Entries with figure data:
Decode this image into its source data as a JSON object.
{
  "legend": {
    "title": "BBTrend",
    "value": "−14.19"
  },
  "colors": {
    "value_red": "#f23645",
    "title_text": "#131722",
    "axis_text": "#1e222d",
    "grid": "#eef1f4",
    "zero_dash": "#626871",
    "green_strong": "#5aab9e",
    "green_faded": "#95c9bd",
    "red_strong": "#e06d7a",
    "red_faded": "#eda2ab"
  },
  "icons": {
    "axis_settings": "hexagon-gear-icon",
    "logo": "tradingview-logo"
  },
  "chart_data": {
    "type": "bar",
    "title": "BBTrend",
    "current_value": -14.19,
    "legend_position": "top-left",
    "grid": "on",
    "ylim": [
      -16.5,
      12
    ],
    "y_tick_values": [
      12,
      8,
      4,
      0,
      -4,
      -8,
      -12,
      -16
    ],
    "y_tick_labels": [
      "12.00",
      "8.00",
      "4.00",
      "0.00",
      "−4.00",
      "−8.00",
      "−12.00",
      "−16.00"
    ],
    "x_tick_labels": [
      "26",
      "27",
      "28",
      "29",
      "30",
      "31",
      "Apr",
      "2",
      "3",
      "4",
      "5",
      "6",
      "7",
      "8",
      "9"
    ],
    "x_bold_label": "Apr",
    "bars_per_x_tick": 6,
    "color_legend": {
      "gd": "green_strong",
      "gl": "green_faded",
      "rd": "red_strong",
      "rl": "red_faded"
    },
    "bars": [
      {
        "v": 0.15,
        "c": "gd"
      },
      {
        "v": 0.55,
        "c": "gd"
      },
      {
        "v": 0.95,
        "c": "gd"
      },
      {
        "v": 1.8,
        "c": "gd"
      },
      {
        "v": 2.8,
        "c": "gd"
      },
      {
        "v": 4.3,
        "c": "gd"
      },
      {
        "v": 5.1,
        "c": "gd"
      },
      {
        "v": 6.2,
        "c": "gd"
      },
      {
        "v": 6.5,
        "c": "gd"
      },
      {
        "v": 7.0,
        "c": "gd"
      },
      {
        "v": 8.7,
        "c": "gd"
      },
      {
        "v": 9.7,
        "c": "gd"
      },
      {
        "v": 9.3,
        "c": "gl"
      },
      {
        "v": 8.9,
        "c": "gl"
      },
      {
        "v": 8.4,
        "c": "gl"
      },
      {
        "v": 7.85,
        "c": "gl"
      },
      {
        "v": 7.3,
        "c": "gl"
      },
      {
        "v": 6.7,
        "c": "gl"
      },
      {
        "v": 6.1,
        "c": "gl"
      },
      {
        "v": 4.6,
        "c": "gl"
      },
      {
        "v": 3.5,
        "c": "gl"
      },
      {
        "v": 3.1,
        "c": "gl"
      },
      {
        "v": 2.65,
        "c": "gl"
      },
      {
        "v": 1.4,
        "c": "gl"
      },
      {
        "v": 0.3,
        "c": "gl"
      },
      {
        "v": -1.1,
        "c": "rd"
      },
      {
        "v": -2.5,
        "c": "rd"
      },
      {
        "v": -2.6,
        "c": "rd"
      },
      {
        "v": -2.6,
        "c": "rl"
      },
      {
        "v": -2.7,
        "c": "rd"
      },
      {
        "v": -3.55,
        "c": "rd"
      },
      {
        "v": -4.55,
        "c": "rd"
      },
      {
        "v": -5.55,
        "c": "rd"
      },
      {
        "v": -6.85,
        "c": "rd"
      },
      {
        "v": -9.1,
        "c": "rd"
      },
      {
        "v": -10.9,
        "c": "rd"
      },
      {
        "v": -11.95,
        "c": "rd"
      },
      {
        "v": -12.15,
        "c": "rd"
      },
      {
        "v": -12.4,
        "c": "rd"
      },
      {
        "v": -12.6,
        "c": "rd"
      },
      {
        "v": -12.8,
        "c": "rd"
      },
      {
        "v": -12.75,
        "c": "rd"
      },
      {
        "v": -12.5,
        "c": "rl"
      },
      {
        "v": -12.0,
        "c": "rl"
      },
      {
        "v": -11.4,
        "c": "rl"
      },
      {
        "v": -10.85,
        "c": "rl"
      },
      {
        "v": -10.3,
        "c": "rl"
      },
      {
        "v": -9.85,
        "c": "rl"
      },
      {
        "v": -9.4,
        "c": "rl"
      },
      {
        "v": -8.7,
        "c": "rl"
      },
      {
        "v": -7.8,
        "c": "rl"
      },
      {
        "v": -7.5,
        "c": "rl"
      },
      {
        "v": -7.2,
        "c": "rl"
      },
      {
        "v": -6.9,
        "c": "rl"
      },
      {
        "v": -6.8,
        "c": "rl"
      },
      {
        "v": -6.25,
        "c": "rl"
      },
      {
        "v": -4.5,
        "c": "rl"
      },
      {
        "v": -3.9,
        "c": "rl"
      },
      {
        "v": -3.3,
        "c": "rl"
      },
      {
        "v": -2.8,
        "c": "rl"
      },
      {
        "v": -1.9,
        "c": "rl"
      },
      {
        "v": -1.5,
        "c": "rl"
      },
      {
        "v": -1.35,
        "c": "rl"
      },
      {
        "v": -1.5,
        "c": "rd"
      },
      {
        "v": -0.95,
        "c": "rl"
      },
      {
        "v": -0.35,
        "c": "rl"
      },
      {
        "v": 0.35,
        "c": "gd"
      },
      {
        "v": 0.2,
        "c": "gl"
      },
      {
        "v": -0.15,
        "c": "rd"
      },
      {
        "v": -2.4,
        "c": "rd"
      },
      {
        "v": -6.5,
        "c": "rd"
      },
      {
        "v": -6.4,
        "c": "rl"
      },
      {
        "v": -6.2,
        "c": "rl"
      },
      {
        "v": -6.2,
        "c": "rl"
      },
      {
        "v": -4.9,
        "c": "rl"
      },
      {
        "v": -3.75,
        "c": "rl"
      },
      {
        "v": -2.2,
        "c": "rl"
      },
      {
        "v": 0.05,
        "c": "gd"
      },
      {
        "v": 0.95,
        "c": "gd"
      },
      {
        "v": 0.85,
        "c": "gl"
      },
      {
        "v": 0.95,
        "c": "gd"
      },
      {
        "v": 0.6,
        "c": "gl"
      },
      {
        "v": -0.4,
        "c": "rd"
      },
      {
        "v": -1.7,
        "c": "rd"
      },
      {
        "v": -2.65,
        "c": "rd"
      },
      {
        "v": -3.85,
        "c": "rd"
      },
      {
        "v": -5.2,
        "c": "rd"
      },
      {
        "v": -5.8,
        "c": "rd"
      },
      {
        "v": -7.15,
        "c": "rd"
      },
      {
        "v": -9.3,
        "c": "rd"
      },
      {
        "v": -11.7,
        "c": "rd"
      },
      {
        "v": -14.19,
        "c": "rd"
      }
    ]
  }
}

Challenge: Extract all of the data shown above and repeat it verbatim.

Response to this exercise:
Decode this image into its source data as a JSON object.
{
  "legend": {
    "title": "BBTrend",
    "value": "−14.19"
  },
  "colors": {
    "value_red": "#f23645",
    "title_text": "#131722",
    "axis_text": "#1e222d",
    "grid": "#eef1f4",
    "zero_dash": "#626871",
    "green_strong": "#5aab9e",
    "green_faded": "#95c9bd",
    "red_strong": "#e06d7a",
    "red_faded": "#eda2ab"
  },
  "icons": {
    "axis_settings": "hexagon-gear-icon",
    "logo": "tradingview-logo"
  },
  "chart_data": {
    "type": "bar",
    "title": "BBTrend",
    "current_value": -14.19,
    "legend_position": "top-left",
    "grid": "on",
    "ylim": [
      -16.5,
      12
    ],
    "y_tick_values": [
      12,
      8,
      4,
      0,
      -4,
      -8,
      -12,
      -16
    ],
    "y_tick_labels": [
      "12.00",
      "8.00",
      "4.00",
      "0.00",
      "−4.00",
      "−8.00",
      "−12.00",
      "−16.00"
    ],
    "x_tick_labels": [
      "26",
      "27",
      "28",
      "29",
      "30",
      "31",
      "Apr",
      "2",
      "3",
      "4",
      "5",
      "6",
      "7",
      "8",
      "9"
    ],
    "x_bold_label": "Apr",
    "bars_per_x_tick": 6,
    "color_legend": {
      "gd": "green_strong",
      "gl": "green_faded",
      "rd": "red_strong",
      "rl": "red_faded"
    },
    "bars": [
      {
        "v": 0.15,
        "c": "gd"
      },
      {
        "v": 0.55,
        "c": "gd"
      },
      {
        "v": 0.95,
        "c": "gd"
      },
      {
        "v": 1.8,
        "c": "gd"
      },
      {
        "v": 2.8,
        "c": "gd"
      },
      {
        "v": 4.3,
        "c": "gd"
      },
      {
        "v": 5.1,
        "c": "gd"
      },
      {
        "v": 6.2,
        "c": "gd"
      },
      {
        "v": 6.5,
        "c": "gd"
      },
      {
        "v": 7.0,
        "c": "gd"
      },
      {
        "v": 8.7,
        "c": "gd"
      },
      {
        "v": 9.7,
        "c": "gd"
      },
      {
        "v": 9.3,
        "c": "gl"
      },
      {
        "v": 8.9,
        "c": "gl"
      },
      {
        "v": 8.4,
        "c": "gl"
      },
      {
        "v": 7.85,
        "c": "gl"
      },
      {
        "v": 7.3,
        "c": "gl"
      },
      {
        "v": 6.7,
        "c": "gl"
      },
      {
        "v": 6.1,
        "c": "gl"
      },
      {
        "v": 4.6,
        "c": "gl"
      },
      {
        "v": 3.5,
        "c": "gl"
      },
      {
        "v": 3.1,
        "c": "gl"
      },
      {
        "v": 2.65,
        "c": "gl"
      },
      {
        "v": 1.4,
        "c": "gl"
      },
      {
        "v": 0.3,
        "c": "gl"
      },
      {
        "v": -1.1,
        "c": "rd"
      },
      {
        "v": -2.5,
        "c": "rd"
      },
      {
        "v": -2.6,
        "c": "rd"
      },
      {
        "v": -2.6,
        "c": "rl"
      },
      {
        "v": -2.7,
        "c": "rd"
      },
      {
        "v": -3.55,
        "c": "rd"
      },
      {
        "v": -4.55,
        "c": "rd"
      },
      {
        "v": -5.55,
        "c": "rd"
      },
      {
        "v": -6.85,
        "c": "rd"
      },
      {
        "v": -9.1,
        "c": "rd"
      },
      {
        "v": -10.9,
        "c": "rd"
      },
      {
        "v": -11.95,
        "c": "rd"
      },
      {
        "v": -12.15,
        "c": "rd"
      },
      {
        "v": -12.4,
        "c": "rd"
      },
      {
        "v": -12.6,
        "c": "rd"
      },
      {
        "v": -12.8,
        "c": "rd"
      },
      {
        "v": -12.75,
        "c": "rd"
      },
      {
        "v": -12.5,
        "c": "rl"
      },
      {
        "v": -12.0,
        "c": "rl"
      },
      {
        "v": -11.4,
        "c": "rl"
      },
      {
        "v": -10.85,
        "c": "rl"
      },
      {
        "v": -10.3,
        "c": "rl"
      },
      {
        "v": -9.85,
        "c": "rl"
      },
      {
        "v": -9.4,
        "c": "rl"
      },
      {
        "v": -8.7,
        "c": "rl"
      },
      {
        "v": -7.8,
        "c": "rl"
      },
      {
        "v": -7.5,
        "c": "rl"
      },
      {
        "v": -7.2,
        "c": "rl"
      },
      {
        "v": -6.9,
        "c": "rl"
      },
      {
        "v": -6.8,
        "c": "rl"
      },
      {
        "v": -6.25,
        "c": "rl"
      },
      {
        "v": -4.5,
        "c": "rl"
      },
      {
        "v": -3.9,
        "c": "rl"
      },
      {
        "v": -3.3,
        "c": "rl"
      },
      {
        "v": -2.8,
        "c": "rl"
      },
      {
        "v": -1.9,
        "c": "rl"
      },
      {
        "v": -1.5,
        "c": "rl"
      },
      {
        "v": -1.35,
        "c": "rl"
      },
      {
        "v": -1.5,
        "c": "rd"
      },
      {
        "v": -0.95,
        "c": "rl"
      },
      {
        "v": -0.35,
        "c": "rl"
      },
      {
        "v": 0.35,
        "c": "gd"
      },
      {
        "v": 0.2,
        "c": "gl"
      },
      {
        "v": -0.15,
        "c": "rd"
      },
      {
        "v": -2.4,
        "c": "rd"
      },
      {
        "v": -6.5,
        "c": "rd"
      },
      {
        "v": -6.4,
        "c": "rl"
      },
      {
        "v": -6.2,
        "c": "rl"
      },
      {
        "v": -6.2,
        "c": "rl"
      },
      {
        "v": -4.9,
        "c": "rl"
      },
      {
        "v": -3.75,
        "c": "rl"
      },
      {
        "v": -2.2,
        "c": "rl"
      },
      {
        "v": 0.05,
        "c": "gd"
      },
      {
        "v": 0.95,
        "c": "gd"
      },
      {
        "v": 0.85,
        "c": "gl"
      },
      {
        "v": 0.95,
        "c": "gd"
      },
      {
        "v": 0.6,
        "c": "gl"
      },
      {
        "v": -0.4,
        "c": "rd"
      },
      {
        "v": -1.7,
        "c": "rd"
      },
      {
        "v": -2.65,
        "c": "rd"
      },
      {
        "v": -3.85,
        "c": "rd"
      },
      {
        "v": -5.2,
        "c": "rd"
      },
      {
        "v": -5.8,
        "c": "rd"
      },
      {
        "v": -7.15,
        "c": "rd"
      },
      {
        "v": -9.3,
        "c": "rd"
      },
      {
        "v": -11.7,
        "c": "rd"
      },
      {
        "v": -14.19,
        "c": "rd"
      }
    ]
  }
}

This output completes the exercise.